MATERIAL:
»»
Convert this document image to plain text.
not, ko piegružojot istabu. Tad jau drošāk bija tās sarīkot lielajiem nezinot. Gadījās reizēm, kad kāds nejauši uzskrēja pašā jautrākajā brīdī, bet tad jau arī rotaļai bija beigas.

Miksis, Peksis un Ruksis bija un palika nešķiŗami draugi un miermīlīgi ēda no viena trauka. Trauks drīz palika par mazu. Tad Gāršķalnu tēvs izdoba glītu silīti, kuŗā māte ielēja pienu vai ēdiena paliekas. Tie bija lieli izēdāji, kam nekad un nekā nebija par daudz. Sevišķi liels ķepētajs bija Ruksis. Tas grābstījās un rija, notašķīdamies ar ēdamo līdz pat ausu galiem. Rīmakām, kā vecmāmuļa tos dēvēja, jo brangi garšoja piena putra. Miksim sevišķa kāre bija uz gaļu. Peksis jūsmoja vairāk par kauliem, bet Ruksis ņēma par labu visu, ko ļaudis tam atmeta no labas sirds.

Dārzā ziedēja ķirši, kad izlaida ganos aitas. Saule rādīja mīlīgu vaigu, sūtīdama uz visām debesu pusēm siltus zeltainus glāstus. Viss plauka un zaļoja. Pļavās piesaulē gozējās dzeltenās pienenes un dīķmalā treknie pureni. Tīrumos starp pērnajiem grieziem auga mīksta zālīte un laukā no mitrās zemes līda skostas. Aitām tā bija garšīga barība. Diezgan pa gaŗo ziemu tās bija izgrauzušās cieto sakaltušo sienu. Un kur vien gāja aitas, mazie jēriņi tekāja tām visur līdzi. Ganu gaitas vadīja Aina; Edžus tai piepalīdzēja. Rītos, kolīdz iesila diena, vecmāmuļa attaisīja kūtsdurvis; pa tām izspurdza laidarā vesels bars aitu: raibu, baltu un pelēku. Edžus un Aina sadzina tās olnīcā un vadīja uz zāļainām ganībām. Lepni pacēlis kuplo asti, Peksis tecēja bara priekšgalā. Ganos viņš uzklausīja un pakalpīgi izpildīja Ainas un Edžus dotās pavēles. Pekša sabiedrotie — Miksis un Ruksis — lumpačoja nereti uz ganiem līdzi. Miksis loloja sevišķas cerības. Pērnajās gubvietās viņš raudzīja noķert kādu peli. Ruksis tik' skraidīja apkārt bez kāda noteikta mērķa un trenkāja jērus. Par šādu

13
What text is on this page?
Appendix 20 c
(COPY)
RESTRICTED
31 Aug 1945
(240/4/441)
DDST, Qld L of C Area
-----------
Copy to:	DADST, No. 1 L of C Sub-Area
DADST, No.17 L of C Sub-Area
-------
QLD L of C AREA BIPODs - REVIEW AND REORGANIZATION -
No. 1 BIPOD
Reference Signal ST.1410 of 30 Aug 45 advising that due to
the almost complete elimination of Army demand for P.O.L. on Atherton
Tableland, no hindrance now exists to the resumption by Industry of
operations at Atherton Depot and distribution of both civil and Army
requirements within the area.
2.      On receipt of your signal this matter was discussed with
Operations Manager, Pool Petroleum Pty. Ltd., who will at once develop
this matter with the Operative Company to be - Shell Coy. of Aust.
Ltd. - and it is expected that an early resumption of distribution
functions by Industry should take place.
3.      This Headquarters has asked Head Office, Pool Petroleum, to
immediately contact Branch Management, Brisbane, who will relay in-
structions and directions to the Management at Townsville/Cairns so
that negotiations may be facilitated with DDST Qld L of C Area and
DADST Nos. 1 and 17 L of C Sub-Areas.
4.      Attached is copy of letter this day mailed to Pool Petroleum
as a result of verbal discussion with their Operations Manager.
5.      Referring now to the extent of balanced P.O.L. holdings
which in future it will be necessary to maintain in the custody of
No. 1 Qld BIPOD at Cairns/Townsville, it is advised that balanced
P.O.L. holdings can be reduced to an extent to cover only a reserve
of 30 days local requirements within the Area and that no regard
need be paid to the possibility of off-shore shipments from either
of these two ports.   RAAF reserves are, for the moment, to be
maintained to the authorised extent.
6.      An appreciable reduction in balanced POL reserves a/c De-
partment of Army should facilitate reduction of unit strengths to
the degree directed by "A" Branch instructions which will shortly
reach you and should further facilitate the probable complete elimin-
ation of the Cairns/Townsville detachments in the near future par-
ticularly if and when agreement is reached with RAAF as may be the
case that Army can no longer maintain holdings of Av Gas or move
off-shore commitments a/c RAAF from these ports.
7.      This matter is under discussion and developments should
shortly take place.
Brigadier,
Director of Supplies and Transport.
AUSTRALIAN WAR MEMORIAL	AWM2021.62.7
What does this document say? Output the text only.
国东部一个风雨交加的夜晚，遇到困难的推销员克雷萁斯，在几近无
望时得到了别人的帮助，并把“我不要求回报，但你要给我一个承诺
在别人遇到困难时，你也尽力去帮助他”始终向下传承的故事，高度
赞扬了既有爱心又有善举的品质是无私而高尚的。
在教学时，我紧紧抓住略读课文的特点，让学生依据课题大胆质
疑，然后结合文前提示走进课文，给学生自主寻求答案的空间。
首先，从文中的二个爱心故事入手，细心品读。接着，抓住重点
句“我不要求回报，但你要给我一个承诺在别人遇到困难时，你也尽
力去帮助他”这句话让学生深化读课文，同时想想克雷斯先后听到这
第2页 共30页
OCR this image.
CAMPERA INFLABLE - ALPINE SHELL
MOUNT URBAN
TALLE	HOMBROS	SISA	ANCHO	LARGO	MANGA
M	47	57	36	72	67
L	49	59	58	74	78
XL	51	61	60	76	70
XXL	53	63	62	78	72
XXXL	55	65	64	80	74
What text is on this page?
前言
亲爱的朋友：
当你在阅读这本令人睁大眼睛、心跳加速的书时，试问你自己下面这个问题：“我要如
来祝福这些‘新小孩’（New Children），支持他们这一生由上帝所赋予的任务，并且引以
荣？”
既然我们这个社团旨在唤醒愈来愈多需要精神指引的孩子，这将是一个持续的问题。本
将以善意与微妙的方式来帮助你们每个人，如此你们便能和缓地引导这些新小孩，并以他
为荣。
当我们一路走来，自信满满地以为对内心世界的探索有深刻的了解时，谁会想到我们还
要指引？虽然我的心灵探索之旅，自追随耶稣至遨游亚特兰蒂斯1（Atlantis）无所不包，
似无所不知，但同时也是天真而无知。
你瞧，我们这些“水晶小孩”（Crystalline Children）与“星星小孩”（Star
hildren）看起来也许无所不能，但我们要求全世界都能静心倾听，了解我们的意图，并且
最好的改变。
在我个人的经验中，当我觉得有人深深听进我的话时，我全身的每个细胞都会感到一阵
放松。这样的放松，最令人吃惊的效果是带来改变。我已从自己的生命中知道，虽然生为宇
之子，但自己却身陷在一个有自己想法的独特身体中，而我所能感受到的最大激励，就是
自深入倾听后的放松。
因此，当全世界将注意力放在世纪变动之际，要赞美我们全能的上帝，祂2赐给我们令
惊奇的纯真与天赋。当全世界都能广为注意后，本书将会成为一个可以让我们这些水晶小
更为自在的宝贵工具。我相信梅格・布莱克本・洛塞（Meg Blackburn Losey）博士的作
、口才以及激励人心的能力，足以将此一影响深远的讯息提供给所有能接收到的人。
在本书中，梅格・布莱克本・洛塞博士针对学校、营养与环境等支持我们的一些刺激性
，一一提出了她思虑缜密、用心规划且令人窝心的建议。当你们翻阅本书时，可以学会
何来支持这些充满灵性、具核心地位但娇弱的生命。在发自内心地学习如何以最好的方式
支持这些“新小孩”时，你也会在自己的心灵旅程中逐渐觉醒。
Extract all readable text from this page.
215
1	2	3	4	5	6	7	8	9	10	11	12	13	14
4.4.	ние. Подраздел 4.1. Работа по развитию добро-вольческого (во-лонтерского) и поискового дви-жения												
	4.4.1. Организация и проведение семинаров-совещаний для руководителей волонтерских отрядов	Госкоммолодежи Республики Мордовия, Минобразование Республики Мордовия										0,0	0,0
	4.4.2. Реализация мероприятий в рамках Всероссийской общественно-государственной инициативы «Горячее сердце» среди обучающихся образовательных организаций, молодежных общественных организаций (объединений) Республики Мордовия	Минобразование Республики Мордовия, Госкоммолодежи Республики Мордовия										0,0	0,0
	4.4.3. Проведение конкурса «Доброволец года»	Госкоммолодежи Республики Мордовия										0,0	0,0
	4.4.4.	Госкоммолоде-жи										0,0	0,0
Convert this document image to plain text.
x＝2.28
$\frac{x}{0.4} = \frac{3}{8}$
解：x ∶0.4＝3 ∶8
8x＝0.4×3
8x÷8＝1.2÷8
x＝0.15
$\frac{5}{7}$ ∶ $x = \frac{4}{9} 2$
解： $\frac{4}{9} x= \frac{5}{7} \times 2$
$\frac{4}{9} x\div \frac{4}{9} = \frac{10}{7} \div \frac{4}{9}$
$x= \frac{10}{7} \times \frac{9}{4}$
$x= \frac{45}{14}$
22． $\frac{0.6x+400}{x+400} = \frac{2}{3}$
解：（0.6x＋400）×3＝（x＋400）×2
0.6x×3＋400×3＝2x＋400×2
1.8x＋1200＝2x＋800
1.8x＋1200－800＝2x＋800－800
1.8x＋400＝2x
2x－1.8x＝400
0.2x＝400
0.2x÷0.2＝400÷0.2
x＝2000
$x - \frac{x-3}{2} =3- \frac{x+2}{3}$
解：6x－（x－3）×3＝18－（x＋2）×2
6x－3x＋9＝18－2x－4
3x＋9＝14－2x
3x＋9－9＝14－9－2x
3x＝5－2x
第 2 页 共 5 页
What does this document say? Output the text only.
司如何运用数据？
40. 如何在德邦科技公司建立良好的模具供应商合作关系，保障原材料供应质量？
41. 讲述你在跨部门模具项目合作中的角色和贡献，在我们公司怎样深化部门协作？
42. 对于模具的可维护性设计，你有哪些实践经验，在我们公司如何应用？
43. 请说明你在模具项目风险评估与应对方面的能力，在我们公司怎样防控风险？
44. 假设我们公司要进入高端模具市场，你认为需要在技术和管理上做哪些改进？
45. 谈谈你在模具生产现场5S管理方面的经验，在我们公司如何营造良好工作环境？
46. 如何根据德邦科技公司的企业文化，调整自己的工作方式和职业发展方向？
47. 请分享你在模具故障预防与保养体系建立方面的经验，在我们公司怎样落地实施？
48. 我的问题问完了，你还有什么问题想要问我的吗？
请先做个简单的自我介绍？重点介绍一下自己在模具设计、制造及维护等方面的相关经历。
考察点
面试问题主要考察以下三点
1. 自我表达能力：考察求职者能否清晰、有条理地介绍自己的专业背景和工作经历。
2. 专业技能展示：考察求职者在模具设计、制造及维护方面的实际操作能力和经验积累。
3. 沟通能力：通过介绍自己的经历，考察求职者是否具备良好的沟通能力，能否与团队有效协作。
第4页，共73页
««
STATED PROBLEM:
Among the records above, find each line holding the string "within" and pull it out.

RESULT FOR THIS TASK:
requirements within the area.
of 30 days local requirements within the Area and that no regard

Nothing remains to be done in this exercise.